(Activity list)
a) In the discussion of Geobuf and FlatGeobuf, what downside of FlatGeobuf is named from a dash-leaflet perspective?
b) Repeat the discussion of Geobuf and FlatGeobuf word for word, from "It also seems" up to and including "small geodata files.".
(Provided passage Opens)
I'd say just pick a format that is very performant and that can be easily processed in python. Geobuf was nice because it covered both of these (I used this for all my input to GeoJSON), but it looks like you've removed geobuf as an input to the GeoJSON component in version 1.

I agree with @mullenkamp and add that FlatGeobuf is such a format.
It also seems to be more performant and better supported than Geobuf, judging by the tables at https://github.com/flatgeobuf/flatgeobuf .

I do hope you re-introduce support in the GeoJSON component for something like FlatGeobuf or Geobuf, because my apps benefit greatly from storing small geodata files.

And following up on this, flatgeobuf seems to be fully supported in Fiona/GDAL. So even though there doesn't seem to be a specific python package for flatgeobuf, python users should be able to directly read/write flatgeobuf to files and file objects using Fiona.
I didn't even know about flatgeobuf until it was mentioned here ;)
Thanks @araichev !

@mullenkamp I originally added geobuf support based on similar requirements. However,

  • Through the years, I have experiences non-backwards compatible format changes, i.e. the .pbf files generated by some versions of the Python library only worked with some versions of the JS Pbf library
  • The Python bindings are no longer actively maintained

Both of these points seem like red flags to me, and combined with requests for other formats (e.g. FlatGeobuf), I figured that now (i.e. the breaking 1.0.0 release) might be the right time to reconsider, which format(s) to support. Ideally, I would like a single (for simplicity and to keep the bundle size minimal) performant format, which is stable, and which has proper binding for both Python and JS.

One downside of FlatGeobuf, as seen from a dash-leaflet perspective is that it doesn't include compression. I understand why they didn't do it (i.e. separation of concerns), but for most use cases in dash-leaflet where the whole data chunk is sent, file size matters. And on this parameter, geobuf is much better (i.e. files are a lot smaller, typically more than 5x). It does however come wither other interesting features, e.g. bounding-box queries via HTTP range requests.

With the two format providing obviously different benefits, I would seem that the "best" solution may be to support both format, including adding range request support for FlatGeobuf. That would take a bit of work though.
(Provided passage Closes)
(Data section Opens)
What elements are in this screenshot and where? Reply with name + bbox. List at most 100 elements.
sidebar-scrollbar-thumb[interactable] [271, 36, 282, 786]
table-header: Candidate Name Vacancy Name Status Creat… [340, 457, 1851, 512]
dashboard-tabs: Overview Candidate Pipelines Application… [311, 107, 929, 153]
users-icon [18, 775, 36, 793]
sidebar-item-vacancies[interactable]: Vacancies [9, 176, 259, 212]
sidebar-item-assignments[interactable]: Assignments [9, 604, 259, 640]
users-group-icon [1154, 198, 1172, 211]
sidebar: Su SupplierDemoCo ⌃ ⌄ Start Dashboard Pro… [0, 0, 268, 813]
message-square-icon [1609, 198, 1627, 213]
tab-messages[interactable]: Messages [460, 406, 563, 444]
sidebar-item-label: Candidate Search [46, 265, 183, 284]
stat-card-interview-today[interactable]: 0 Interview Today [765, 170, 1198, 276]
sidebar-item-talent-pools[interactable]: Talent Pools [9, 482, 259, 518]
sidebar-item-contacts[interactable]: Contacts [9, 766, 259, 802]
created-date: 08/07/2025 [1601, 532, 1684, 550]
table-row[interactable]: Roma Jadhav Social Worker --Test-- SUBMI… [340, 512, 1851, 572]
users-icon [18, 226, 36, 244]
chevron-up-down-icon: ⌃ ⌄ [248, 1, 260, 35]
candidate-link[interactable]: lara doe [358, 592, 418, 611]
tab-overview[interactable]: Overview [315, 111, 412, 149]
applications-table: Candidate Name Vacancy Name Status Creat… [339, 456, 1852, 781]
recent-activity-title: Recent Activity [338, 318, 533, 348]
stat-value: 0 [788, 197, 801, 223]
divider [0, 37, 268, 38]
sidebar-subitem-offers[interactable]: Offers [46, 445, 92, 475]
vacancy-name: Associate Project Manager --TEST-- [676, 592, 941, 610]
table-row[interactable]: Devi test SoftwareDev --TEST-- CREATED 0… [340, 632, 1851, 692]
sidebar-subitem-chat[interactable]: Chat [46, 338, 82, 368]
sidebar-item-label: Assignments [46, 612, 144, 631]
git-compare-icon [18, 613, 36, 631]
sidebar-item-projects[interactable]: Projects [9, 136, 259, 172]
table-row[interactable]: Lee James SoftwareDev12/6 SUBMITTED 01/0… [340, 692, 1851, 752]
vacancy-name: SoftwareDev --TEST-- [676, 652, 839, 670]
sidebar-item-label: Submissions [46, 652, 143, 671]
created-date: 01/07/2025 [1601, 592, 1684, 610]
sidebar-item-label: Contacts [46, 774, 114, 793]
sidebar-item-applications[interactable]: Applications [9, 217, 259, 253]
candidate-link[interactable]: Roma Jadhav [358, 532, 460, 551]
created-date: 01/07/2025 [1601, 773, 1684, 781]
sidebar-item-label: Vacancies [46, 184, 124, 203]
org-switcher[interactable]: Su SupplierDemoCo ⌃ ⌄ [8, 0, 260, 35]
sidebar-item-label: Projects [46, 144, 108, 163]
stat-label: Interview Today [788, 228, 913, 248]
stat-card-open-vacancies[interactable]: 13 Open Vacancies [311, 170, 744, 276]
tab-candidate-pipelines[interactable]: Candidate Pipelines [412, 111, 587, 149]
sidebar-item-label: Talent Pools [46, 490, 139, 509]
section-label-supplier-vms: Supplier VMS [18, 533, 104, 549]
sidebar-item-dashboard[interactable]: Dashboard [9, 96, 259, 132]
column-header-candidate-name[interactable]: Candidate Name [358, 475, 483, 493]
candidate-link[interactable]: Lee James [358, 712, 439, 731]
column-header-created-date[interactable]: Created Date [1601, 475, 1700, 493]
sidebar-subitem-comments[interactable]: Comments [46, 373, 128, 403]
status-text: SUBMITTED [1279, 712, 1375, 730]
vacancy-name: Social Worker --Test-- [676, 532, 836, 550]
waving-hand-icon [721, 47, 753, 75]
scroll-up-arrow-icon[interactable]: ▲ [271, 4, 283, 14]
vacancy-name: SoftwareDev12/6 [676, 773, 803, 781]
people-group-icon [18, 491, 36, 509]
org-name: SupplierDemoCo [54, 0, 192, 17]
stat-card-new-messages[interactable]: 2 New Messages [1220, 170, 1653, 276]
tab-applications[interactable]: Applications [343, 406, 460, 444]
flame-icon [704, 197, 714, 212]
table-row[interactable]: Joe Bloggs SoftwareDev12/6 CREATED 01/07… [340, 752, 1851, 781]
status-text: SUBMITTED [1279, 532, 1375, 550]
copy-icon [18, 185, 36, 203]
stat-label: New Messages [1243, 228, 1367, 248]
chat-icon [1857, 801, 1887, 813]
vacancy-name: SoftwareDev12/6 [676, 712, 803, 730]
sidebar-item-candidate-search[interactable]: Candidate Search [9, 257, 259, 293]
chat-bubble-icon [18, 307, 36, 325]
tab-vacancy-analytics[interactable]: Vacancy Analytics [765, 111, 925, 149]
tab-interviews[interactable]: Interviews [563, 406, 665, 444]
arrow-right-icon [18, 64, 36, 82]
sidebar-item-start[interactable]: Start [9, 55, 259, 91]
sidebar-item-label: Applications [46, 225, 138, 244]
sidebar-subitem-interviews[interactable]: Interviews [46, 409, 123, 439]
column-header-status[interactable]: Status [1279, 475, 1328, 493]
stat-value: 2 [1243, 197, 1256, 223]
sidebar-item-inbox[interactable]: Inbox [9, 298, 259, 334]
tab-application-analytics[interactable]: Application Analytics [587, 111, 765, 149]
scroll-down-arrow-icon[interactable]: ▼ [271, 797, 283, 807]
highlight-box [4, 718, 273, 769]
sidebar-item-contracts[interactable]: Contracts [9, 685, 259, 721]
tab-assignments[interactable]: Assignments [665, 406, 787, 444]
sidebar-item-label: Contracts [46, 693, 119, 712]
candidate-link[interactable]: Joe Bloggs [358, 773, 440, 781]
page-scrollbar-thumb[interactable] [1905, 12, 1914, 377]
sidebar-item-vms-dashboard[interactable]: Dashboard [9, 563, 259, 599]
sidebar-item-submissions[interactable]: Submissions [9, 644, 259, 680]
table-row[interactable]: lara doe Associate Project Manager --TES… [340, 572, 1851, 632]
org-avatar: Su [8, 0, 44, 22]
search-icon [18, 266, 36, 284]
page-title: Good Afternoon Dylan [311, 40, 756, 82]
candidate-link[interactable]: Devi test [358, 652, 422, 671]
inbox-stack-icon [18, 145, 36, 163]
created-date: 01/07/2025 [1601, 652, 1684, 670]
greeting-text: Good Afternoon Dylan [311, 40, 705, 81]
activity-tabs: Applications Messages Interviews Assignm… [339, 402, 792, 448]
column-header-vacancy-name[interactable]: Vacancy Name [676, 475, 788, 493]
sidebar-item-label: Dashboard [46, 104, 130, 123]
(Data section Closes)
(Expected responses)
a) It doesn't include compression.

b)
It also seems to be more performant and better supported than Geobuf, judging by the tables at https://github.com/flatgeobuf/flatgeobuf .

I do hope you re-introduce support in the GeoJSON component for something like FlatGeobuf or Geobuf, because my apps benefit greatly from storing small geodata files.